» **Supplied data**:
·····
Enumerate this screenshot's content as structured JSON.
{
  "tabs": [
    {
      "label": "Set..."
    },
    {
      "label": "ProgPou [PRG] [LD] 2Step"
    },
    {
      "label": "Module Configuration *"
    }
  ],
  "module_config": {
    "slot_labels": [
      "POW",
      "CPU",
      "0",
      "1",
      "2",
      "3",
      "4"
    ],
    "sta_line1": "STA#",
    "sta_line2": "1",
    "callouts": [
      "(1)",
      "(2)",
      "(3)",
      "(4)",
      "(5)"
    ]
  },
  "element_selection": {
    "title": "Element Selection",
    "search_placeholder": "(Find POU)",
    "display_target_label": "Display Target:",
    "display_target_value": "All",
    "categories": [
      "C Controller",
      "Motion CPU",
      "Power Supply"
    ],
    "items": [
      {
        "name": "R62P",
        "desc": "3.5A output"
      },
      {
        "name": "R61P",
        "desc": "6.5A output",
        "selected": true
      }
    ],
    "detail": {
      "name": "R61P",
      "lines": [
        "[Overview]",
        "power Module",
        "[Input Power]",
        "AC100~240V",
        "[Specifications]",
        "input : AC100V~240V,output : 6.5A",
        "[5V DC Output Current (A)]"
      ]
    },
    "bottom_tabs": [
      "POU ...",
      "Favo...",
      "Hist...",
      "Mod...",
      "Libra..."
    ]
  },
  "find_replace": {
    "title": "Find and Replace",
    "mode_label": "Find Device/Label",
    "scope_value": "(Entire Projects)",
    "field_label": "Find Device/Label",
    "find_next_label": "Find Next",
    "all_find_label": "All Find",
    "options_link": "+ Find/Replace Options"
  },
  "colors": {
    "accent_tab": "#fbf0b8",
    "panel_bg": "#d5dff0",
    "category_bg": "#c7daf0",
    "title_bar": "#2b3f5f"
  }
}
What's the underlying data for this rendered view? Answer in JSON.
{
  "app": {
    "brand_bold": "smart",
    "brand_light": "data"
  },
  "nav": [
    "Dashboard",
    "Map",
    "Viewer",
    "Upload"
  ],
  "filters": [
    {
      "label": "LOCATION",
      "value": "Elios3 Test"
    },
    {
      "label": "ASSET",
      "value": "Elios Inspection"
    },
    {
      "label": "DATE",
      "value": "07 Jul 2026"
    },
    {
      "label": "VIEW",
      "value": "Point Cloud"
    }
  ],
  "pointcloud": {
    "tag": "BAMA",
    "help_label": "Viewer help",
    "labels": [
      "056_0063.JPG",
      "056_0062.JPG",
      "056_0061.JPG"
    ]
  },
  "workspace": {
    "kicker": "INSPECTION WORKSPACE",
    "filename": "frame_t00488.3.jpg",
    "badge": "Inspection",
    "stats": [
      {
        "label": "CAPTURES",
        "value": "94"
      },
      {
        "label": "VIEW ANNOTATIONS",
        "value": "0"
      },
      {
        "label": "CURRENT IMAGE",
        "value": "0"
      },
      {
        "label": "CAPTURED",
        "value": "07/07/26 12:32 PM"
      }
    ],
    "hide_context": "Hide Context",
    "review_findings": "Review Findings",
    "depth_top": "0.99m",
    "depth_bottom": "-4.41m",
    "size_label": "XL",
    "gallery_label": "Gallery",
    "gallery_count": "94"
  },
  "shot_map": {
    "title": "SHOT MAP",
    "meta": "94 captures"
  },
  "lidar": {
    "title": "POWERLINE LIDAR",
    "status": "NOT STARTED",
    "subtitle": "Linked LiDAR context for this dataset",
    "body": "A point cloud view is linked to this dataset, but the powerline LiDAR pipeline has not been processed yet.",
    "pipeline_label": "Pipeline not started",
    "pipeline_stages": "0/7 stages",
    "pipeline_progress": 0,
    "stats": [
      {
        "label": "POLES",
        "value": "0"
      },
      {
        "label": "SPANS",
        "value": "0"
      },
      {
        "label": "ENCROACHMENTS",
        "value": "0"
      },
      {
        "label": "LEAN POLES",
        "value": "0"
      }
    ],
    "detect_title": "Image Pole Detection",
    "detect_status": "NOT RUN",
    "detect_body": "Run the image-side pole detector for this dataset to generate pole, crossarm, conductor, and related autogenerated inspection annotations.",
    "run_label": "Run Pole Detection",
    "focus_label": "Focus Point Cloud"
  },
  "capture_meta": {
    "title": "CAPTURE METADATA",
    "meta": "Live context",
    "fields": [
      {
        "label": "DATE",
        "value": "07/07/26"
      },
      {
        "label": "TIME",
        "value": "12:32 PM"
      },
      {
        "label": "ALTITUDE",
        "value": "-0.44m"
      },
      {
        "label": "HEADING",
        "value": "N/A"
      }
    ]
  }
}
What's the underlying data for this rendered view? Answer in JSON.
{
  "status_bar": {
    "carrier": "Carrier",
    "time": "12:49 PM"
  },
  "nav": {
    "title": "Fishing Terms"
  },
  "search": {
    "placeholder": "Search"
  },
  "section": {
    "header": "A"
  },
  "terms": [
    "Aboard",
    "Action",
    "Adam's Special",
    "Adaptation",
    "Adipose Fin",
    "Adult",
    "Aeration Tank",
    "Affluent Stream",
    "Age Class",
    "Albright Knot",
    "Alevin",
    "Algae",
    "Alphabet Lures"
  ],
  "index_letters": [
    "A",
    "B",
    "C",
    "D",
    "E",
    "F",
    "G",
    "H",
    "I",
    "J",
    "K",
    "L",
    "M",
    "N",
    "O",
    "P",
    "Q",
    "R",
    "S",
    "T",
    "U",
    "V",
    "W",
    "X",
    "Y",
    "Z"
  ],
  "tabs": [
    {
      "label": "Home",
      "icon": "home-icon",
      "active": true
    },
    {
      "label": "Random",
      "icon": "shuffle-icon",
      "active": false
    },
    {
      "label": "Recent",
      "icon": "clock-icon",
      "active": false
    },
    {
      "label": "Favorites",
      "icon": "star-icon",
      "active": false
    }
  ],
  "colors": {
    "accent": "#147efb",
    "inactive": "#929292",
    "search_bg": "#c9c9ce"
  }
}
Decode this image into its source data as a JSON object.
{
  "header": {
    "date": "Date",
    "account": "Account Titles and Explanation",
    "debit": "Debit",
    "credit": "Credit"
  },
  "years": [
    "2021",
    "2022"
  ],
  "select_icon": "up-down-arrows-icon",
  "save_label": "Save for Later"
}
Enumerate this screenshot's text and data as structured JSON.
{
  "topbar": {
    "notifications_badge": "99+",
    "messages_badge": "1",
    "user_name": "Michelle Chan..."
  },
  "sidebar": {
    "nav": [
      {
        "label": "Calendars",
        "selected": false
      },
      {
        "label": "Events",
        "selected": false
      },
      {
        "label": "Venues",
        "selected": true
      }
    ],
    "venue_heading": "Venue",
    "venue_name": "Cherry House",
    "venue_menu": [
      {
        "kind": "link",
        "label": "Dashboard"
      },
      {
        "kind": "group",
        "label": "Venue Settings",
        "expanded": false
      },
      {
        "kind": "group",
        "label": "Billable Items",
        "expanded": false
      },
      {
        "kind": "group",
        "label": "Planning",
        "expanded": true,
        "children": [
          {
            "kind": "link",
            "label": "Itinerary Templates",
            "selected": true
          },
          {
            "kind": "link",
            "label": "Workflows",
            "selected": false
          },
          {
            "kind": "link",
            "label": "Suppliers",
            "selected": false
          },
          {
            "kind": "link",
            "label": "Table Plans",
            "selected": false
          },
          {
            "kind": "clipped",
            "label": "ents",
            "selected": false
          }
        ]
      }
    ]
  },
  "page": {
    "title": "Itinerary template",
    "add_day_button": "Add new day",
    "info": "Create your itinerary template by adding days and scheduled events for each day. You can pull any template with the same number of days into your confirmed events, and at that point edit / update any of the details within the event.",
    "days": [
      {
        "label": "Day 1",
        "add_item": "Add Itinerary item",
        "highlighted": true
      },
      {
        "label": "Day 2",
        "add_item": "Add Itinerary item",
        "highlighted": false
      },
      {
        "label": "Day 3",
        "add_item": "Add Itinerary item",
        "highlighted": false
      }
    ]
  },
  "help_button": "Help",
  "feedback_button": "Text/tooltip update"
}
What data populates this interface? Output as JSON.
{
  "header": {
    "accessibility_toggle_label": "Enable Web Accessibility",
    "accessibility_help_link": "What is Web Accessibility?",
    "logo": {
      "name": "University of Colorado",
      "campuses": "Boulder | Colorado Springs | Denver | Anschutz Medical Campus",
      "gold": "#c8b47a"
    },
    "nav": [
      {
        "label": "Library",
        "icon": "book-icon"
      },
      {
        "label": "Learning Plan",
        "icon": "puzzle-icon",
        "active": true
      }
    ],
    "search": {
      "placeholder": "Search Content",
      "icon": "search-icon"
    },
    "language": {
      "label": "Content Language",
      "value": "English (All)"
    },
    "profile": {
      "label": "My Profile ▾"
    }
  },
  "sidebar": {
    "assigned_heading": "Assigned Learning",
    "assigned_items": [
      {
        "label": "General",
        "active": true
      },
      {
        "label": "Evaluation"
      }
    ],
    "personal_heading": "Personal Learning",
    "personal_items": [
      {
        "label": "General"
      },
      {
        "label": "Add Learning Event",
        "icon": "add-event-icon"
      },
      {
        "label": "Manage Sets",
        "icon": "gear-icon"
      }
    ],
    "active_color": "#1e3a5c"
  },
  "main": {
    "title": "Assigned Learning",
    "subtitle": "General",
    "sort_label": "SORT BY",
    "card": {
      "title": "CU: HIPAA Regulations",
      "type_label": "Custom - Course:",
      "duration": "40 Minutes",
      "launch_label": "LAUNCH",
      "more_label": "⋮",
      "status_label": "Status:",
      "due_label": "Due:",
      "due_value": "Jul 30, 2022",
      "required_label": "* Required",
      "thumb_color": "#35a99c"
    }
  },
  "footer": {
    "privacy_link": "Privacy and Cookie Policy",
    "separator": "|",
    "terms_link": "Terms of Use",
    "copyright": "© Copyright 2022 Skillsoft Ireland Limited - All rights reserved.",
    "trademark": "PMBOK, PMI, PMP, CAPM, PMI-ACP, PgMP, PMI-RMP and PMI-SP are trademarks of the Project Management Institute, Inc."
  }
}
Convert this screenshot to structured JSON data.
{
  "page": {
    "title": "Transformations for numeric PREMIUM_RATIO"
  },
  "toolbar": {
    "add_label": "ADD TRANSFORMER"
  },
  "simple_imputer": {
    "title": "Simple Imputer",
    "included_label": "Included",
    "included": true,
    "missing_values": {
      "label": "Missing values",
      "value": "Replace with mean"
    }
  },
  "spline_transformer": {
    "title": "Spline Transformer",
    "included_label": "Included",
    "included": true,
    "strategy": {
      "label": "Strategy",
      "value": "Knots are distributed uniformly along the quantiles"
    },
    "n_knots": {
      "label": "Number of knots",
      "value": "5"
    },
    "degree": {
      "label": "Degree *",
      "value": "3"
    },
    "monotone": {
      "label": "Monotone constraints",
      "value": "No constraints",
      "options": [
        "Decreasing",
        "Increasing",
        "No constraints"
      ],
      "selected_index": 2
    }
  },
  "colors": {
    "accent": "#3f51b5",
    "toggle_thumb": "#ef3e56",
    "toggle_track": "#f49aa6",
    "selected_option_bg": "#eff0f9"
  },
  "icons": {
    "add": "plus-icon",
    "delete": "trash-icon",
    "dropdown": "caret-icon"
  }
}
·····
» **Stated goal**:
From the entries above, copy every line that holds the word "update".

» **Solved exercise**:
    "info": "Create your itinerary template by adding days and scheduled events for each day. You can pull any template with the same number of days into your confirmed events, and at that point edit / update any of the details within the event.",
  "feedback_button": "Text/tooltip update"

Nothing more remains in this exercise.